_EXERCISE TASK_
Set all the material down again unchanged, without the pictures.
◆ ◆ ◆ ◆ ◆ ◆ ◆
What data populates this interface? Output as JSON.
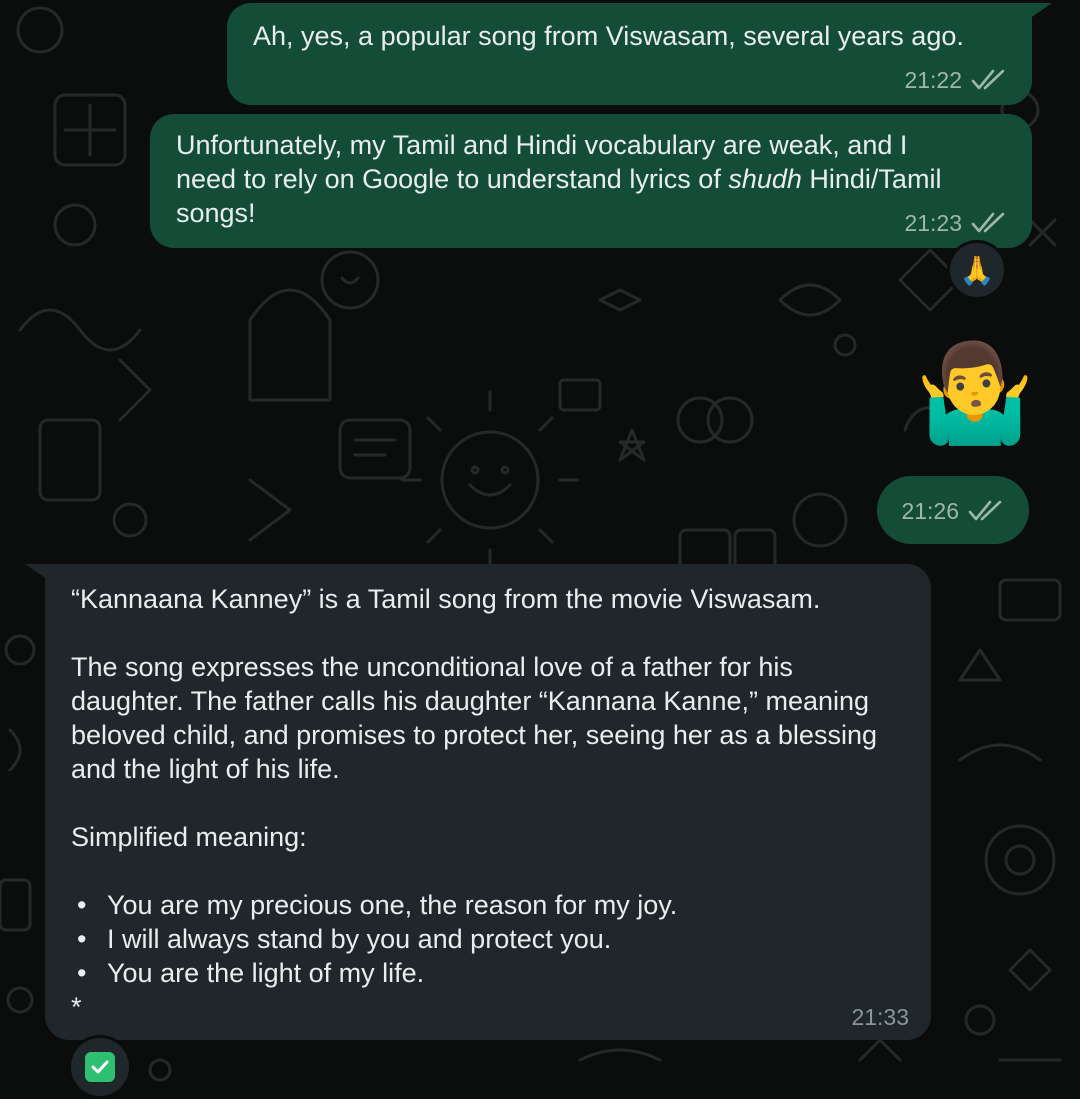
{
  "messages": [
    {
      "type": "outgoing",
      "text": "Ah, yes, a popular song from Viswasam, several years ago.",
      "time": "21:22"
    },
    {
      "type": "outgoing",
      "text_before": "Unfortunately, my Tamil and Hindi vocabulary are weak, and I need to rely on Google to understand lyrics of ",
      "text_italic": "shudh",
      "text_after": " Hindi/Tamil songs!",
      "time": "21:23",
      "reaction": "🙏"
    },
    {
      "type": "outgoing-sticker",
      "sticker": "🤷‍♂️",
      "time": "21:26"
    },
    {
      "type": "incoming",
      "paragraphs": [
        "“Kannaana Kanney” is a Tamil song from the movie Viswasam.",
        "The song expresses the unconditional love of a father for his daughter. The father calls his daughter “Kannana Kanne,” meaning beloved child, and promises to protect her, seeing her as a blessing and the light of his life.",
        "Simplified meaning:"
      ],
      "bullets": [
        "You are my precious one, the reason for my joy.",
        "I will always stand by you and protect you.",
        "You are the light of my life."
      ],
      "trailing": "*",
      "time": "21:33",
      "reaction": "check-mark-button-icon"
    }
  ],
  "colors": {
    "outgoing_bubble": "#144d37",
    "incoming_bubble": "#1f272a",
    "background": "#0b0d0c",
    "read_ticks": "#9fb6ac",
    "check_green": "#2fbf71"
  }
}
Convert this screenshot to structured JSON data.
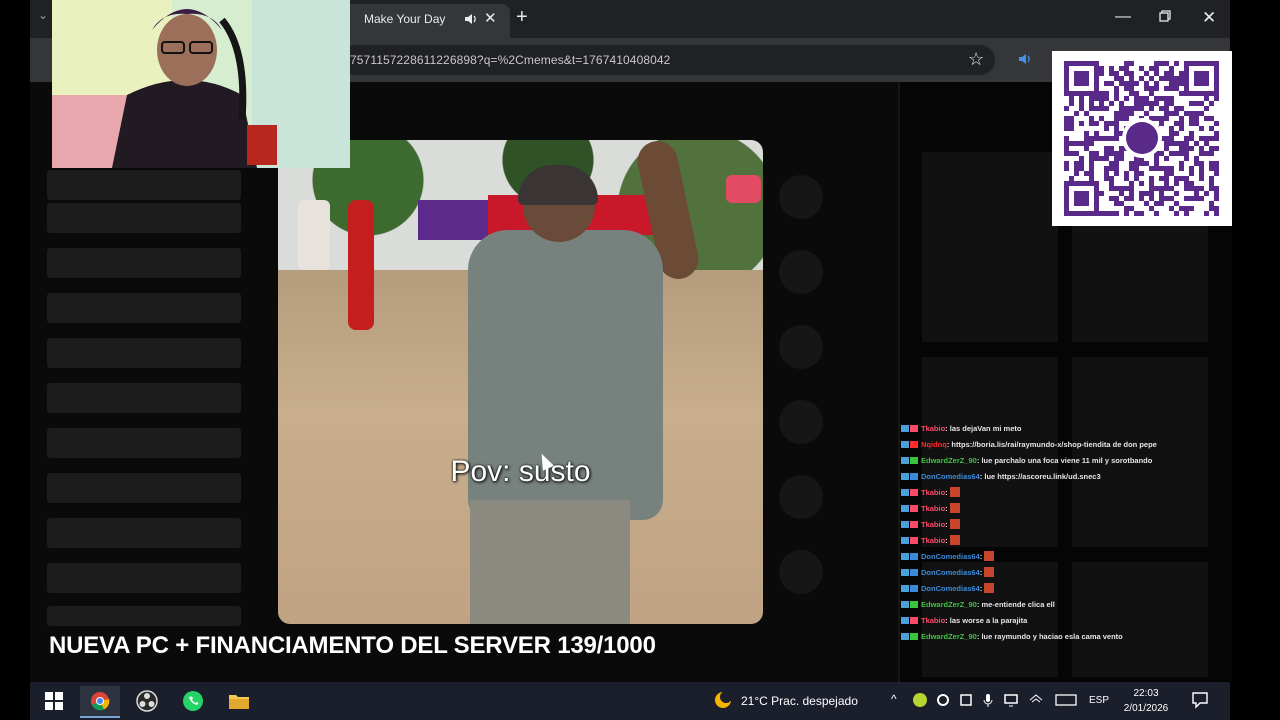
◆ ◆ ◆ ◆ ◆ ◆ ◆
_EXPECTED ANSWER_
What data populates this interface? Output as JSON.
{
  "messages": [
    {
      "type": "outgoing",
      "text": "Ah, yes, a popular song from Viswasam, several years ago.",
      "time": "21:22"
    },
    {
      "type": "outgoing",
      "text_before": "Unfortunately, my Tamil and Hindi vocabulary are weak, and I need to rely on Google to understand lyrics of ",
      "text_italic": "shudh",
      "text_after": " Hindi/Tamil songs!",
      "time": "21:23",
      "reaction": "🙏"
    },
    {
      "type": "outgoing-sticker",
      "sticker": "🤷‍♂️",
      "time": "21:26"
    },
    {
      "type": "incoming",
      "paragraphs": [
        "“Kannaana Kanney” is a Tamil song from the movie Viswasam.",
        "The song expresses the unconditional love of a father for his daughter. The father calls his daughter “Kannana Kanne,” meaning beloved child, and promises to protect her, seeing her as a blessing and the light of his life.",
        "Simplified meaning:"
      ],
      "bullets": [
        "You are my precious one, the reason for my joy.",
        "I will always stand by you and protect you.",
        "You are the light of my life."
      ],
      "trailing": "*",
      "time": "21:33",
      "reaction": "check-mark-button-icon"
    }
  ],
  "colors": {
    "outgoing_bubble": "#144d37",
    "incoming_bubble": "#1f272a",
    "background": "#0b0d0c",
    "read_ticks": "#9fb6ac",
    "check_green": "#2fbf71"
  }
}
Convert this screenshot to structured JSON data.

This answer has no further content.